━━━ Task material

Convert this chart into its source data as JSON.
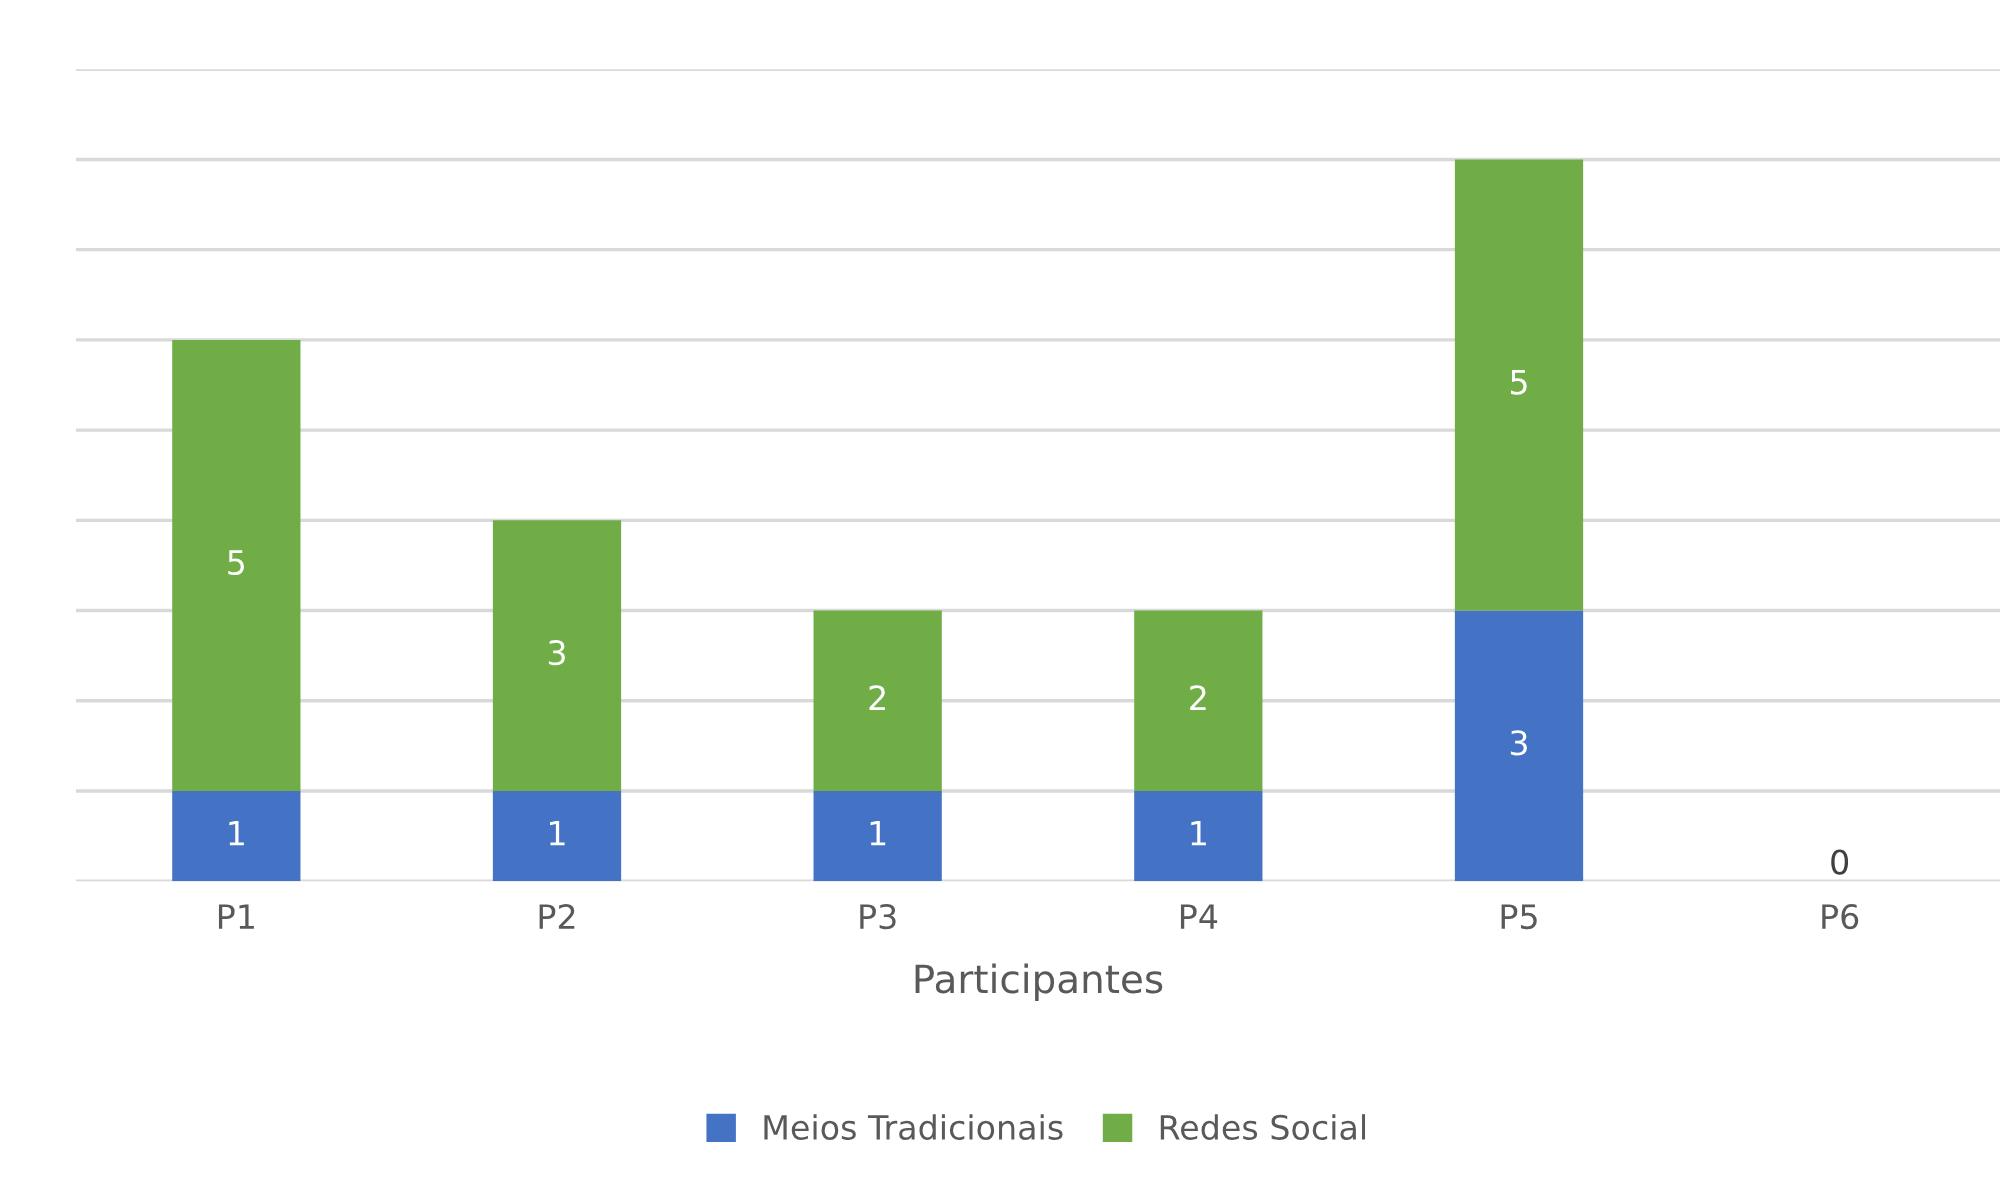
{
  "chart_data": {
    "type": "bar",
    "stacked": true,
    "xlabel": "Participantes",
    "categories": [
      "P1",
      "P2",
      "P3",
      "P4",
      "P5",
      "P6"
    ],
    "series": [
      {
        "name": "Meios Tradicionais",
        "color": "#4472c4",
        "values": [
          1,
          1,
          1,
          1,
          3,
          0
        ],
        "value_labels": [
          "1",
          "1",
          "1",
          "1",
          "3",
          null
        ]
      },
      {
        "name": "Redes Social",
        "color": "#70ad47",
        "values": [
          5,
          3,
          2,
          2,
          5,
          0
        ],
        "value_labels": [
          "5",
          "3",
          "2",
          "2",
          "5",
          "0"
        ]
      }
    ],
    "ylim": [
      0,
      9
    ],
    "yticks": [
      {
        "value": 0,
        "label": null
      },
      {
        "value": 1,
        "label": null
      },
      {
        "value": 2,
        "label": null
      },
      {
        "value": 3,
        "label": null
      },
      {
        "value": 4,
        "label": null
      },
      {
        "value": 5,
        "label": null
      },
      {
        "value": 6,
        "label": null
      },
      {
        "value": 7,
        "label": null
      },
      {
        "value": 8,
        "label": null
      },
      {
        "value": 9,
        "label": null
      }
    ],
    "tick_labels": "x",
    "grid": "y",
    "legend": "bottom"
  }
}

━━━━━━

#### [Problem to solve]
Leave out the pictures, and give all the records again exactly.

#### [Written solution]
Convert this chart into its source data as JSON.
{
  "chart_data": {
    "type": "bar",
    "stacked": true,
    "xlabel": "Participantes",
    "categories": [
      "P1",
      "P2",
      "P3",
      "P4",
      "P5",
      "P6"
    ],
    "series": [
      {
        "name": "Meios Tradicionais",
        "color": "#4472c4",
        "values": [
          1,
          1,
          1,
          1,
          3,
          0
        ],
        "value_labels": [
          "1",
          "1",
          "1",
          "1",
          "3",
          null
        ]
      },
      {
        "name": "Redes Social",
        "color": "#70ad47",
        "values": [
          5,
          3,
          2,
          2,
          5,
          0
        ],
        "value_labels": [
          "5",
          "3",
          "2",
          "2",
          "5",
          "0"
        ]
      }
    ],
    "ylim": [
      0,
      9
    ],
    "yticks": [
      {
        "value": 0,
        "label": null
      },
      {
        "value": 1,
        "label": null
      },
      {
        "value": 2,
        "label": null
      },
      {
        "value": 3,
        "label": null
      },
      {
        "value": 4,
        "label": null
      },
      {
        "value": 5,
        "label": null
      },
      {
        "value": 6,
        "label": null
      },
      {
        "value": 7,
        "label": null
      },
      {
        "value": 8,
        "label": null
      },
      {
        "value": 9,
        "label": null
      }
    ],
    "tick_labels": "x",
    "grid": "y",
    "legend": "bottom"
  }
}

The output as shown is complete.